● WRITTEN REQUEST: Exclude the pictures, then repeat the remaining data exactly.

==== MATERIAL PROVIDED ====

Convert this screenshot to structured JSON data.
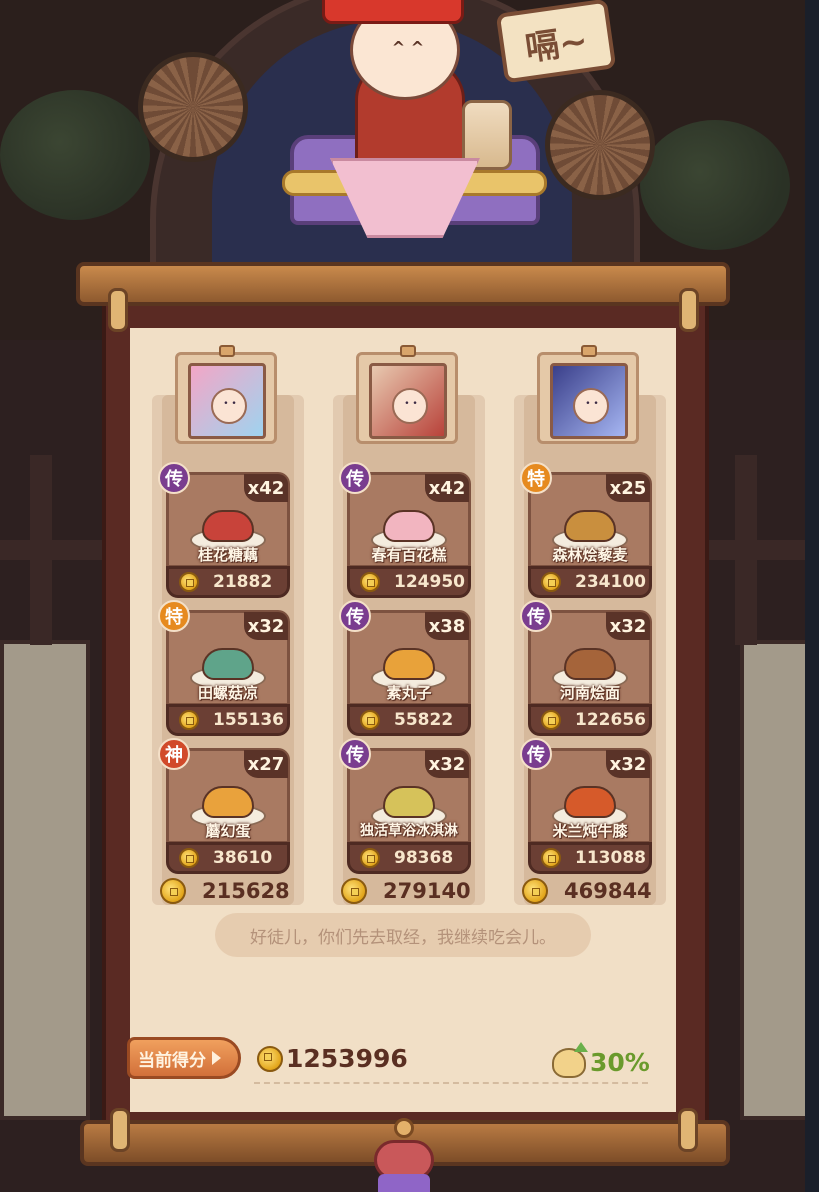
{
  "banner_sign": "嗝~",
  "columns": [
    {
      "portrait": "character-1",
      "total": "215628",
      "dishes": [
        {
          "badge": "传",
          "badge_type": "legendary",
          "qty": "x42",
          "name": "桂花糖藕",
          "value": "21882",
          "food_color": "#c8433a"
        },
        {
          "badge": "特",
          "badge_type": "special",
          "qty": "x32",
          "name": "田螺菇凉",
          "value": "155136",
          "food_color": "#5fa48a"
        },
        {
          "badge": "神",
          "badge_type": "divine",
          "qty": "x27",
          "name": "蘑幻蛋",
          "value": "38610",
          "food_color": "#e9a23c"
        }
      ]
    },
    {
      "portrait": "character-2",
      "total": "279140",
      "dishes": [
        {
          "badge": "传",
          "badge_type": "legendary",
          "qty": "x42",
          "name": "春有百花糕",
          "value": "124950",
          "food_color": "#f2b5c0"
        },
        {
          "badge": "传",
          "badge_type": "legendary",
          "qty": "x38",
          "name": "素丸子",
          "value": "55822",
          "food_color": "#e8a23a"
        },
        {
          "badge": "传",
          "badge_type": "legendary",
          "qty": "x32",
          "name": "独活草浴冰淇淋",
          "value": "98368",
          "food_color": "#d6c25a"
        }
      ]
    },
    {
      "portrait": "character-3",
      "total": "469844",
      "dishes": [
        {
          "badge": "特",
          "badge_type": "special",
          "qty": "x25",
          "name": "森林烩藜麦",
          "value": "234100",
          "food_color": "#c98f3e"
        },
        {
          "badge": "传",
          "badge_type": "legendary",
          "qty": "x32",
          "name": "河南烩面",
          "value": "122656",
          "food_color": "#a5643a"
        },
        {
          "badge": "传",
          "badge_type": "legendary",
          "qty": "x32",
          "name": "米兰炖牛膝",
          "value": "113088",
          "food_color": "#d65a2a"
        }
      ]
    }
  ],
  "message": "好徒儿，你们先去取经，我继续吃会儿。",
  "score": {
    "label": "当前得分",
    "value": "1253996",
    "bonus": "30%"
  },
  "colors": {
    "legendary": "#7a3d8f",
    "special": "#e68a1f",
    "divine": "#d14a2a",
    "bonus_green": "#6a9a2c"
  }
}
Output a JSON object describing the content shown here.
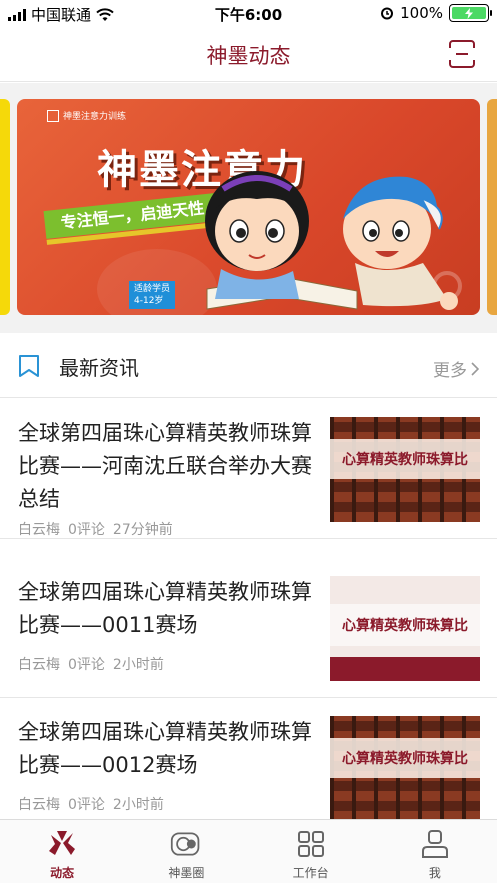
{
  "status_bar": {
    "carrier": "中国联通",
    "time": "下午6:00",
    "battery": "100%"
  },
  "nav": {
    "title": "神墨动态"
  },
  "banner": {
    "logo_text": "神墨注意力训练",
    "headline": "神墨注意力",
    "slogan": "专注恒一，启迪天性",
    "age_label": "适龄学员",
    "age_range": "4-12岁"
  },
  "section": {
    "title": "最新资讯",
    "more": "更多"
  },
  "news": [
    {
      "title": "全球第四届珠心算精英教师珠算比赛——河南沈丘联合举办大赛总结",
      "author": "白云梅",
      "comments": "0评论",
      "time": "27分钟前",
      "thumb_text": "心算精英教师珠算比"
    },
    {
      "title": "全球第四届珠心算精英教师珠算比赛——0011赛场",
      "author": "白云梅",
      "comments": "0评论",
      "time": "2小时前",
      "thumb_text": "心算精英教师珠算比"
    },
    {
      "title": "全球第四届珠心算精英教师珠算比赛——0012赛场",
      "author": "白云梅",
      "comments": "0评论",
      "time": "2小时前",
      "thumb_text": "心算精英教师珠算比"
    }
  ],
  "tabs": [
    {
      "label": "动态",
      "icon": "dynamics-icon",
      "active": true
    },
    {
      "label": "神墨圈",
      "icon": "circle-icon",
      "active": false
    },
    {
      "label": "工作台",
      "icon": "grid-icon",
      "active": false
    },
    {
      "label": "我",
      "icon": "user-icon",
      "active": false
    }
  ],
  "colors": {
    "brand": "#8b1a2b",
    "banner_bg": "#d9472a",
    "accent_green": "#7cbf2e",
    "battery_green": "#4cd964"
  }
}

====

● RESULT OF THE TASK:
Convert this screenshot to structured JSON data.
{
  "banner_sign": "嗝~",
  "columns": [
    {
      "portrait": "character-1",
      "total": "215628",
      "dishes": [
        {
          "badge": "传",
          "badge_type": "legendary",
          "qty": "x42",
          "name": "桂花糖藕",
          "value": "21882",
          "food_color": "#c8433a"
        },
        {
          "badge": "特",
          "badge_type": "special",
          "qty": "x32",
          "name": "田螺菇凉",
          "value": "155136",
          "food_color": "#5fa48a"
        },
        {
          "badge": "神",
          "badge_type": "divine",
          "qty": "x27",
          "name": "蘑幻蛋",
          "value": "38610",
          "food_color": "#e9a23c"
        }
      ]
    },
    {
      "portrait": "character-2",
      "total": "279140",
      "dishes": [
        {
          "badge": "传",
          "badge_type": "legendary",
          "qty": "x42",
          "name": "春有百花糕",
          "value": "124950",
          "food_color": "#f2b5c0"
        },
        {
          "badge": "传",
          "badge_type": "legendary",
          "qty": "x38",
          "name": "素丸子",
          "value": "55822",
          "food_color": "#e8a23a"
        },
        {
          "badge": "传",
          "badge_type": "legendary",
          "qty": "x32",
          "name": "独活草浴冰淇淋",
          "value": "98368",
          "food_color": "#d6c25a"
        }
      ]
    },
    {
      "portrait": "character-3",
      "total": "469844",
      "dishes": [
        {
          "badge": "特",
          "badge_type": "special",
          "qty": "x25",
          "name": "森林烩藜麦",
          "value": "234100",
          "food_color": "#c98f3e"
        },
        {
          "badge": "传",
          "badge_type": "legendary",
          "qty": "x32",
          "name": "河南烩面",
          "value": "122656",
          "food_color": "#a5643a"
        },
        {
          "badge": "传",
          "badge_type": "legendary",
          "qty": "x32",
          "name": "米兰炖牛膝",
          "value": "113088",
          "food_color": "#d65a2a"
        }
      ]
    }
  ],
  "message": "好徒儿，你们先去取经，我继续吃会儿。",
  "score": {
    "label": "当前得分",
    "value": "1253996",
    "bonus": "30%"
  },
  "colors": {
    "legendary": "#7a3d8f",
    "special": "#e68a1f",
    "divine": "#d14a2a",
    "bonus_green": "#6a9a2c"
  }
}
Output a JSON object describing the content shown here.
{
  "status_bar": {
    "carrier": "中国联通",
    "time": "下午6:00",
    "battery": "100%"
  },
  "nav": {
    "title": "神墨动态"
  },
  "banner": {
    "logo_text": "神墨注意力训练",
    "headline": "神墨注意力",
    "slogan": "专注恒一，启迪天性",
    "age_label": "适龄学员",
    "age_range": "4-12岁"
  },
  "section": {
    "title": "最新资讯",
    "more": "更多"
  },
  "news": [
    {
      "title": "全球第四届珠心算精英教师珠算比赛——河南沈丘联合举办大赛总结",
      "author": "白云梅",
      "comments": "0评论",
      "time": "27分钟前",
      "thumb_text": "心算精英教师珠算比"
    },
    {
      "title": "全球第四届珠心算精英教师珠算比赛——0011赛场",
      "author": "白云梅",
      "comments": "0评论",
      "time": "2小时前",
      "thumb_text": "心算精英教师珠算比"
    },
    {
      "title": "全球第四届珠心算精英教师珠算比赛——0012赛场",
      "author": "白云梅",
      "comments": "0评论",
      "time": "2小时前",
      "thumb_text": "心算精英教师珠算比"
    }
  ],
  "tabs": [
    {
      "label": "动态",
      "icon": "dynamics-icon",
      "active": true
    },
    {
      "label": "神墨圈",
      "icon": "circle-icon",
      "active": false
    },
    {
      "label": "工作台",
      "icon": "grid-icon",
      "active": false
    },
    {
      "label": "我",
      "icon": "user-icon",
      "active": false
    }
  ],
  "colors": {
    "brand": "#8b1a2b",
    "banner_bg": "#d9472a",
    "accent_green": "#7cbf2e",
    "battery_green": "#4cd964"
  }
}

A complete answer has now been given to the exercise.